EXERCISE DATA:

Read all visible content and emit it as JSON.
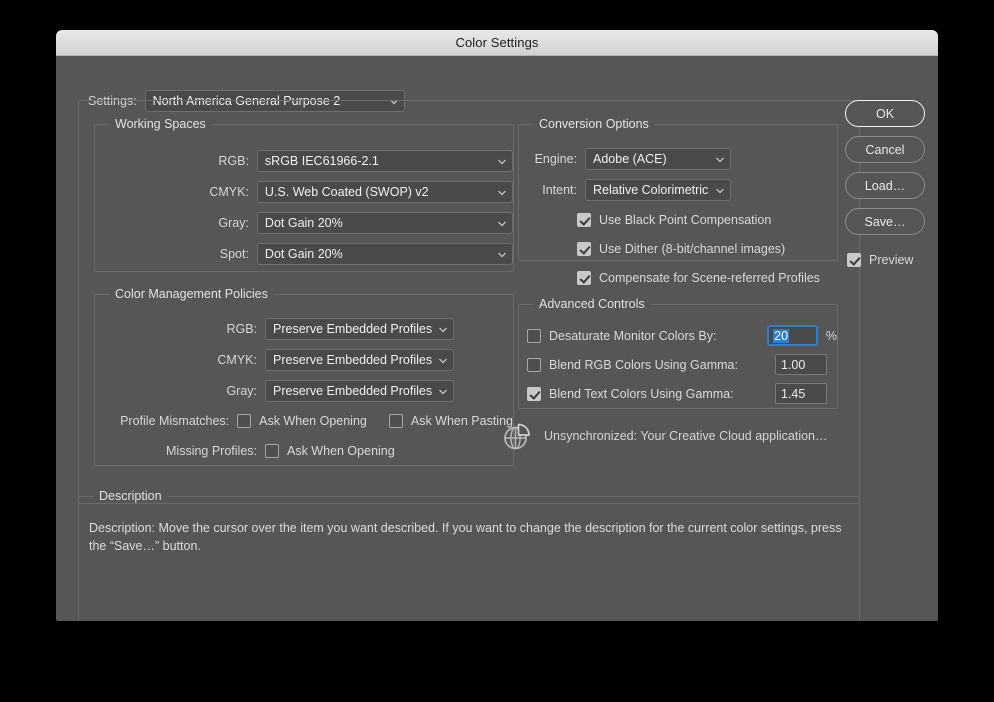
{
  "window": {
    "title": "Color Settings"
  },
  "settings_row": {
    "label": "Settings:",
    "value": "North America General Purpose 2"
  },
  "working_spaces": {
    "legend": "Working Spaces",
    "rows": [
      {
        "label": "RGB:",
        "value": "sRGB IEC61966-2.1"
      },
      {
        "label": "CMYK:",
        "value": "U.S. Web Coated (SWOP) v2"
      },
      {
        "label": "Gray:",
        "value": "Dot Gain 20%"
      },
      {
        "label": "Spot:",
        "value": "Dot Gain 20%"
      }
    ]
  },
  "color_management_policies": {
    "legend": "Color Management Policies",
    "rows": [
      {
        "label": "RGB:",
        "value": "Preserve Embedded Profiles"
      },
      {
        "label": "CMYK:",
        "value": "Preserve Embedded Profiles"
      },
      {
        "label": "Gray:",
        "value": "Preserve Embedded Profiles"
      }
    ],
    "profile_mismatches": {
      "label": "Profile Mismatches:",
      "ask_when_opening": "Ask When Opening",
      "ask_when_pasting": "Ask When Pasting"
    },
    "missing_profiles": {
      "label": "Missing Profiles:",
      "ask_when_opening": "Ask When Opening"
    }
  },
  "conversion_options": {
    "legend": "Conversion Options",
    "engine": {
      "label": "Engine:",
      "value": "Adobe (ACE)"
    },
    "intent": {
      "label": "Intent:",
      "value": "Relative Colorimetric"
    },
    "checkboxes": [
      {
        "label": "Use Black Point Compensation",
        "checked": true
      },
      {
        "label": "Use Dither (8-bit/channel images)",
        "checked": true
      },
      {
        "label": "Compensate for Scene-referred Profiles",
        "checked": true
      }
    ]
  },
  "advanced_controls": {
    "legend": "Advanced Controls",
    "rows": [
      {
        "label": "Desaturate Monitor Colors By:",
        "checked": false,
        "value": "20",
        "suffix": "%",
        "focused": true
      },
      {
        "label": "Blend RGB Colors Using Gamma:",
        "checked": false,
        "value": "1.00",
        "suffix": "",
        "focused": false
      },
      {
        "label": "Blend Text Colors Using Gamma:",
        "checked": true,
        "value": "1.45",
        "suffix": "",
        "focused": false
      }
    ]
  },
  "sync_status": {
    "icon": "sync-globe-icon",
    "text": "Unsynchronized: Your Creative Cloud application…"
  },
  "description": {
    "legend": "Description",
    "text": "Description:  Move the cursor over the item you want described.  If you want to change the description for the current color settings, press the “Save…” button."
  },
  "buttons": {
    "ok": "OK",
    "cancel": "Cancel",
    "load": "Load…",
    "save": "Save…",
    "preview": "Preview",
    "preview_checked": true
  },
  "colors": {
    "dialog_bg": "#565656",
    "field_bg": "#4a4a4a",
    "accent_selection": "#2f7fd0",
    "text": "#e2e2e2"
  }
}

WHAT YOU ARE ASKED TO DO: Repeat the material above in full and exactly, omitting the pictures.

OUTPUT FOR THIS TASK:
Read all visible content and emit it as JSON.
{
  "window": {
    "title": "Color Settings"
  },
  "settings_row": {
    "label": "Settings:",
    "value": "North America General Purpose 2"
  },
  "working_spaces": {
    "legend": "Working Spaces",
    "rows": [
      {
        "label": "RGB:",
        "value": "sRGB IEC61966-2.1"
      },
      {
        "label": "CMYK:",
        "value": "U.S. Web Coated (SWOP) v2"
      },
      {
        "label": "Gray:",
        "value": "Dot Gain 20%"
      },
      {
        "label": "Spot:",
        "value": "Dot Gain 20%"
      }
    ]
  },
  "color_management_policies": {
    "legend": "Color Management Policies",
    "rows": [
      {
        "label": "RGB:",
        "value": "Preserve Embedded Profiles"
      },
      {
        "label": "CMYK:",
        "value": "Preserve Embedded Profiles"
      },
      {
        "label": "Gray:",
        "value": "Preserve Embedded Profiles"
      }
    ],
    "profile_mismatches": {
      "label": "Profile Mismatches:",
      "ask_when_opening": "Ask When Opening",
      "ask_when_pasting": "Ask When Pasting"
    },
    "missing_profiles": {
      "label": "Missing Profiles:",
      "ask_when_opening": "Ask When Opening"
    }
  },
  "conversion_options": {
    "legend": "Conversion Options",
    "engine": {
      "label": "Engine:",
      "value": "Adobe (ACE)"
    },
    "intent": {
      "label": "Intent:",
      "value": "Relative Colorimetric"
    },
    "checkboxes": [
      {
        "label": "Use Black Point Compensation",
        "checked": true
      },
      {
        "label": "Use Dither (8-bit/channel images)",
        "checked": true
      },
      {
        "label": "Compensate for Scene-referred Profiles",
        "checked": true
      }
    ]
  },
  "advanced_controls": {
    "legend": "Advanced Controls",
    "rows": [
      {
        "label": "Desaturate Monitor Colors By:",
        "checked": false,
        "value": "20",
        "suffix": "%",
        "focused": true
      },
      {
        "label": "Blend RGB Colors Using Gamma:",
        "checked": false,
        "value": "1.00",
        "suffix": "",
        "focused": false
      },
      {
        "label": "Blend Text Colors Using Gamma:",
        "checked": true,
        "value": "1.45",
        "suffix": "",
        "focused": false
      }
    ]
  },
  "sync_status": {
    "icon": "sync-globe-icon",
    "text": "Unsynchronized: Your Creative Cloud application…"
  },
  "description": {
    "legend": "Description",
    "text": "Description:  Move the cursor over the item you want described.  If you want to change the description for the current color settings, press the “Save…” button."
  },
  "buttons": {
    "ok": "OK",
    "cancel": "Cancel",
    "load": "Load…",
    "save": "Save…",
    "preview": "Preview",
    "preview_checked": true
  },
  "colors": {
    "dialog_bg": "#565656",
    "field_bg": "#4a4a4a",
    "accent_selection": "#2f7fd0",
    "text": "#e2e2e2"
  }
}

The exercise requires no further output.